Collected data

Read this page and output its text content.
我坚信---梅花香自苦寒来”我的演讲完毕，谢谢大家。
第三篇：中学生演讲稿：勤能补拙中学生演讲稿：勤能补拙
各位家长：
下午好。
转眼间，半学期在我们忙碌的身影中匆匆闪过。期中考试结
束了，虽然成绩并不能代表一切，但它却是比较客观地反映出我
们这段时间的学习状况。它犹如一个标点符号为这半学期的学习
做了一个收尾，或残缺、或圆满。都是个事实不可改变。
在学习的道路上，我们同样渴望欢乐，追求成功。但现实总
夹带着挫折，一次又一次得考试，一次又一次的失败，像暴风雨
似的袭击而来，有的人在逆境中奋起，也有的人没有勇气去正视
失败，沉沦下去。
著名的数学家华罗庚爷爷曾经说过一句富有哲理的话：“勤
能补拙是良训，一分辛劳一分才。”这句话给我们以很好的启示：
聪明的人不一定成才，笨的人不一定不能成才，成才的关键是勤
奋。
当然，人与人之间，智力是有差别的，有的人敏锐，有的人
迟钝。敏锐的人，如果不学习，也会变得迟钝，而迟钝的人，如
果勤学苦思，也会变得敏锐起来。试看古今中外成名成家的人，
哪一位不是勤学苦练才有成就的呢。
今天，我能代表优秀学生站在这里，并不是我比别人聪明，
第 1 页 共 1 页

## Exercise objective
Please output the entire listing exactly as it stands.

## Task answer
Read this page and output its text content.
我坚信---梅花香自苦寒来”我的演讲完毕，谢谢大家。
第三篇：中学生演讲稿：勤能补拙中学生演讲稿：勤能补拙
各位家长：
下午好。
转眼间，半学期在我们忙碌的身影中匆匆闪过。期中考试结
束了，虽然成绩并不能代表一切，但它却是比较客观地反映出我
们这段时间的学习状况。它犹如一个标点符号为这半学期的学习
做了一个收尾，或残缺、或圆满。都是个事实不可改变。
在学习的道路上，我们同样渴望欢乐，追求成功。但现实总
夹带着挫折，一次又一次得考试，一次又一次的失败，像暴风雨
似的袭击而来，有的人在逆境中奋起，也有的人没有勇气去正视
失败，沉沦下去。
著名的数学家华罗庚爷爷曾经说过一句富有哲理的话：“勤
能补拙是良训，一分辛劳一分才。”这句话给我们以很好的启示：
聪明的人不一定成才，笨的人不一定不能成才，成才的关键是勤
奋。
当然，人与人之间，智力是有差别的，有的人敏锐，有的人
迟钝。敏锐的人，如果不学习，也会变得迟钝，而迟钝的人，如
果勤学苦思，也会变得敏锐起来。试看古今中外成名成家的人，
哪一位不是勤学苦练才有成就的呢。
今天，我能代表优秀学生站在这里，并不是我比别人聪明，
第 1 页 共 1 页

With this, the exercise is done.